Please render the records from the first line through the line with "moving-average-line [384,476,727,574]", both included, as a Markdown table with the columns Row and Entry, numbering each line and leaving out blank lines.
=======
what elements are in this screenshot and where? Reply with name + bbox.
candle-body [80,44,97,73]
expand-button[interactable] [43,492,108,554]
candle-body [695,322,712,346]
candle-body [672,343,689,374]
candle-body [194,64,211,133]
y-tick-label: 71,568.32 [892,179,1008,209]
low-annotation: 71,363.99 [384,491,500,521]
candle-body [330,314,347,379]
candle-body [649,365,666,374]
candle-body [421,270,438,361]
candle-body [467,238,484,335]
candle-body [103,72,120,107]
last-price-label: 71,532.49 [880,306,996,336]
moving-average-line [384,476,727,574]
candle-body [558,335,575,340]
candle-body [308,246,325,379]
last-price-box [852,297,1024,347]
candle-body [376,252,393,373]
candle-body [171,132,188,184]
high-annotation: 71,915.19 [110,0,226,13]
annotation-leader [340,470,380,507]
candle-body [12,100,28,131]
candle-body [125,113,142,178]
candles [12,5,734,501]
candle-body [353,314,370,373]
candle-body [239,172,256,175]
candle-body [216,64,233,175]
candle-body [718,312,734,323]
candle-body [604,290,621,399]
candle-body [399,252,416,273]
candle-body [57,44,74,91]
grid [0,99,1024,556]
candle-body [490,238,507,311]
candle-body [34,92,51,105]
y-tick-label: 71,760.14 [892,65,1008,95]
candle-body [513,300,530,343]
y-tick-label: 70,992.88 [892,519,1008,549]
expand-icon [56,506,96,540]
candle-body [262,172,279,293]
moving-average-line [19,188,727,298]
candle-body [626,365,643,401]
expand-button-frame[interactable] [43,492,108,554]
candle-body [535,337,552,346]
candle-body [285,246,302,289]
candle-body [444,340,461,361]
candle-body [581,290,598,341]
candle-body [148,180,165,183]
=======
**Exercise response:**
| Row | Entry |
|---|---|
| 1 | what elements are in this screenshot and where? Reply with name + bbox. |
| 2 | candle-body [80,44,97,73] |
| 3 | expand-button[interactable] [43,492,108,554] |
| 4 | candle-body [695,322,712,346] |
| 5 | candle-body [672,343,689,374] |
| 6 | candle-body [194,64,211,133] |
| 7 | y-tick-label: 71,568.32 [892,179,1008,209] |
| 8 | low-annotation: 71,363.99 [384,491,500,521] |
| 9 | candle-body [330,314,347,379] |
| 10 | candle-body [649,365,666,374] |
| 11 | candle-body [421,270,438,361] |
| 12 | candle-body [467,238,484,335] |
| 13 | candle-body [103,72,120,107] |
| 14 | last-price-label: 71,532.49 [880,306,996,336] |
| 15 | moving-average-line [384,476,727,574] |